## TASK STATEMENT
The data below must be copied in full and without any change.

## DATASET
------------

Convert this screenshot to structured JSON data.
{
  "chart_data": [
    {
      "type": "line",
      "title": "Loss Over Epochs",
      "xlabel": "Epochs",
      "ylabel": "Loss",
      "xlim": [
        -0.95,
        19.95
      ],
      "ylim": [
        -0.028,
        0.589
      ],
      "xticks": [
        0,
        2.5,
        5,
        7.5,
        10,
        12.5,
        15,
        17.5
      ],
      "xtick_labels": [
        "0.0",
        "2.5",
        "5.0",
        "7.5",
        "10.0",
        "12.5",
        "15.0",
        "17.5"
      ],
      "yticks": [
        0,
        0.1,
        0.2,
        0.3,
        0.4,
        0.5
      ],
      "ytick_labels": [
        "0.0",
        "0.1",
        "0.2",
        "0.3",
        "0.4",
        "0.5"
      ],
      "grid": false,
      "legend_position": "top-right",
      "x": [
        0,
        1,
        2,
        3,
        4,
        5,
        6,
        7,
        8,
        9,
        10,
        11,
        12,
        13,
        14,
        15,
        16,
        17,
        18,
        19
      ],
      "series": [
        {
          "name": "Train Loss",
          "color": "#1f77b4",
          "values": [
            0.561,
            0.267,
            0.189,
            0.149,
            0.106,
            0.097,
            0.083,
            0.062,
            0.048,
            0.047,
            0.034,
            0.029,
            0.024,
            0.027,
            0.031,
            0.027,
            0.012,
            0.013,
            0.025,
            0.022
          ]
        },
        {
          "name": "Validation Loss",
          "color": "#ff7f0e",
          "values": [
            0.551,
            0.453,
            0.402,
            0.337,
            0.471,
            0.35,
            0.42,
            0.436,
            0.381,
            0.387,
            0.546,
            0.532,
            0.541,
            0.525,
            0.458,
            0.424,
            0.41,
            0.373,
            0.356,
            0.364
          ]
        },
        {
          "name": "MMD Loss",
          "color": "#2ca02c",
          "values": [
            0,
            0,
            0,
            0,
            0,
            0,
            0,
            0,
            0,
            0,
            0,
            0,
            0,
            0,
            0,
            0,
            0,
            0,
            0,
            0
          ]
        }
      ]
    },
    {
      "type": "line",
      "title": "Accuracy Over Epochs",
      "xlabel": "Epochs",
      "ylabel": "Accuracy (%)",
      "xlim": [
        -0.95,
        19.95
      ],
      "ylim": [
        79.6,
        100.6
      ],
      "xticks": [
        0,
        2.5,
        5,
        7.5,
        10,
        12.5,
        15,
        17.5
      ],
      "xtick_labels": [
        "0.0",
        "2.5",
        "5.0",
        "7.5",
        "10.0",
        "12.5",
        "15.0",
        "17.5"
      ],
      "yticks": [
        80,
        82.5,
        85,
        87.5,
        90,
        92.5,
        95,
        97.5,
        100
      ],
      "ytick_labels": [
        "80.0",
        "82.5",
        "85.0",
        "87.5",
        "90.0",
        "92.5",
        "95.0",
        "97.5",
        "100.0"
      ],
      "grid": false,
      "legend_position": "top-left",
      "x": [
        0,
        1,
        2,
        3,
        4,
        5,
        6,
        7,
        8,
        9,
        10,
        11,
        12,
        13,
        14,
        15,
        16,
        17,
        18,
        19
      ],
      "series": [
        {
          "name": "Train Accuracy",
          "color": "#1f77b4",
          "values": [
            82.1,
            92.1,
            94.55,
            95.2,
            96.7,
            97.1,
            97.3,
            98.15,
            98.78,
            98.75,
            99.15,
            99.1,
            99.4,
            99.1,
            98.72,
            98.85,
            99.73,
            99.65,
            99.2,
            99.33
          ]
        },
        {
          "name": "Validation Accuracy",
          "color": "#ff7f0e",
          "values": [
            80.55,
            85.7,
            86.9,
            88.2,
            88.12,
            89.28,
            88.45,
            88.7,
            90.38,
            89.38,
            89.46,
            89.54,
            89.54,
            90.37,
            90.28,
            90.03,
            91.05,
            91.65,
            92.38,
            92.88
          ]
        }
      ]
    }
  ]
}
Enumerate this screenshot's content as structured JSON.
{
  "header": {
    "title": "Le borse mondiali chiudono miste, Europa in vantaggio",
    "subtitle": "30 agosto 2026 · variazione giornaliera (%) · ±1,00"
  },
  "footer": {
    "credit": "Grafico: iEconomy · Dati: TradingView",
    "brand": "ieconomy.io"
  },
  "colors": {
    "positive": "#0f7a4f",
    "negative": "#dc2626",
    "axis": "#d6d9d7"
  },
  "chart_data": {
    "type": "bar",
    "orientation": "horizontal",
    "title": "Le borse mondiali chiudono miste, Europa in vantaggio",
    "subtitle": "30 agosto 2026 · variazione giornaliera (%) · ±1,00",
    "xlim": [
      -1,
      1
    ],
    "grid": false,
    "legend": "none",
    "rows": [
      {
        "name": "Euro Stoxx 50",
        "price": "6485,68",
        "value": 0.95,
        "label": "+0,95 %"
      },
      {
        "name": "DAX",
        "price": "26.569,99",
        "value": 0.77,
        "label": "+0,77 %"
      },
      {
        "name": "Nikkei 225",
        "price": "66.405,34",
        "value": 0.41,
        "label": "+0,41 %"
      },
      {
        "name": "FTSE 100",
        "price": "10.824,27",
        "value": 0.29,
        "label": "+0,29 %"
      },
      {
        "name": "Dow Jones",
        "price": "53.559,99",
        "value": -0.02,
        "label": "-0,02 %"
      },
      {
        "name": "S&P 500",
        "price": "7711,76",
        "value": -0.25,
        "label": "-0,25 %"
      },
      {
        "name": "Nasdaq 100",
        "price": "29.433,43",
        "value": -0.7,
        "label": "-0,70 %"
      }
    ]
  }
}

------------

## TASK ANSWER
Convert this screenshot to structured JSON data.
{
  "chart_data": [
    {
      "type": "line",
      "title": "Loss Over Epochs",
      "xlabel": "Epochs",
      "ylabel": "Loss",
      "xlim": [
        -0.95,
        19.95
      ],
      "ylim": [
        -0.028,
        0.589
      ],
      "xticks": [
        0,
        2.5,
        5,
        7.5,
        10,
        12.5,
        15,
        17.5
      ],
      "xtick_labels": [
        "0.0",
        "2.5",
        "5.0",
        "7.5",
        "10.0",
        "12.5",
        "15.0",
        "17.5"
      ],
      "yticks": [
        0,
        0.1,
        0.2,
        0.3,
        0.4,
        0.5
      ],
      "ytick_labels": [
        "0.0",
        "0.1",
        "0.2",
        "0.3",
        "0.4",
        "0.5"
      ],
      "grid": false,
      "legend_position": "top-right",
      "x": [
        0,
        1,
        2,
        3,
        4,
        5,
        6,
        7,
        8,
        9,
        10,
        11,
        12,
        13,
        14,
        15,
        16,
        17,
        18,
        19
      ],
      "series": [
        {
          "name": "Train Loss",
          "color": "#1f77b4",
          "values": [
            0.561,
            0.267,
            0.189,
            0.149,
            0.106,
            0.097,
            0.083,
            0.062,
            0.048,
            0.047,
            0.034,
            0.029,
            0.024,
            0.027,
            0.031,
            0.027,
            0.012,
            0.013,
            0.025,
            0.022
          ]
        },
        {
          "name": "Validation Loss",
          "color": "#ff7f0e",
          "values": [
            0.551,
            0.453,
            0.402,
            0.337,
            0.471,
            0.35,
            0.42,
            0.436,
            0.381,
            0.387,
            0.546,
            0.532,
            0.541,
            0.525,
            0.458,
            0.424,
            0.41,
            0.373,
            0.356,
            0.364
          ]
        },
        {
          "name": "MMD Loss",
          "color": "#2ca02c",
          "values": [
            0,
            0,
            0,
            0,
            0,
            0,
            0,
            0,
            0,
            0,
            0,
            0,
            0,
            0,
            0,
            0,
            0,
            0,
            0,
            0
          ]
        }
      ]
    },
    {
      "type": "line",
      "title": "Accuracy Over Epochs",
      "xlabel": "Epochs",
      "ylabel": "Accuracy (%)",
      "xlim": [
        -0.95,
        19.95
      ],
      "ylim": [
        79.6,
        100.6
      ],
      "xticks": [
        0,
        2.5,
        5,
        7.5,
        10,
        12.5,
        15,
        17.5
      ],
      "xtick_labels": [
        "0.0",
        "2.5",
        "5.0",
        "7.5",
        "10.0",
        "12.5",
        "15.0",
        "17.5"
      ],
      "yticks": [
        80,
        82.5,
        85,
        87.5,
        90,
        92.5,
        95,
        97.5,
        100
      ],
      "ytick_labels": [
        "80.0",
        "82.5",
        "85.0",
        "87.5",
        "90.0",
        "92.5",
        "95.0",
        "97.5",
        "100.0"
      ],
      "grid": false,
      "legend_position": "top-left",
      "x": [
        0,
        1,
        2,
        3,
        4,
        5,
        6,
        7,
        8,
        9,
        10,
        11,
        12,
        13,
        14,
        15,
        16,
        17,
        18,
        19
      ],
      "series": [
        {
          "name": "Train Accuracy",
          "color": "#1f77b4",
          "values": [
            82.1,
            92.1,
            94.55,
            95.2,
            96.7,
            97.1,
            97.3,
            98.15,
            98.78,
            98.75,
            99.15,
            99.1,
            99.4,
            99.1,
            98.72,
            98.85,
            99.73,
            99.65,
            99.2,
            99.33
          ]
        },
        {
          "name": "Validation Accuracy",
          "color": "#ff7f0e",
          "values": [
            80.55,
            85.7,
            86.9,
            88.2,
            88.12,
            89.28,
            88.45,
            88.7,
            90.38,
            89.38,
            89.46,
            89.54,
            89.54,
            90.37,
            90.28,
            90.03,
            91.05,
            91.65,
            92.38,
            92.88
          ]
        }
      ]
    }
  ]
}
Enumerate this screenshot's content as structured JSON.
{
  "header": {
    "title": "Le borse mondiali chiudono miste, Europa in vantaggio",
    "subtitle": "30 agosto 2026 · variazione giornaliera (%) · ±1,00"
  },
  "footer": {
    "credit": "Grafico: iEconomy · Dati: TradingView",
    "brand": "ieconomy.io"
  },
  "colors": {
    "positive": "#0f7a4f",
    "negative": "#dc2626",
    "axis": "#d6d9d7"
  },
  "chart_data": {
    "type": "bar",
    "orientation": "horizontal",
    "title": "Le borse mondiali chiudono miste, Europa in vantaggio",
    "subtitle": "30 agosto 2026 · variazione giornaliera (%) · ±1,00",
    "xlim": [
      -1,
      1
    ],
    "grid": false,
    "legend": "none",
    "rows": [
      {
        "name": "Euro Stoxx 50",
        "price": "6485,68",
        "value": 0.95,
        "label": "+0,95 %"
      },
      {
        "name": "DAX",
        "price": "26.569,99",
        "value": 0.77,
        "label": "+0,77 %"
      },
      {
        "name": "Nikkei 225",
        "price": "66.405,34",
        "value": 0.41,
        "label": "+0,41 %"
      },
      {
        "name": "FTSE 100",
        "price": "10.824,27",
        "value": 0.29,
        "label": "+0,29 %"
      },
      {
        "name": "Dow Jones",
        "price": "53.559,99",
        "value": -0.02,
        "label": "-0,02 %"
      },
      {
        "name": "S&P 500",
        "price": "7711,76",
        "value": -0.25,
        "label": "-0,25 %"
      },
      {
        "name": "Nasdaq 100",
        "price": "29.433,43",
        "value": -0.7,
        "label": "-0,70 %"
      }
    ]
  }
}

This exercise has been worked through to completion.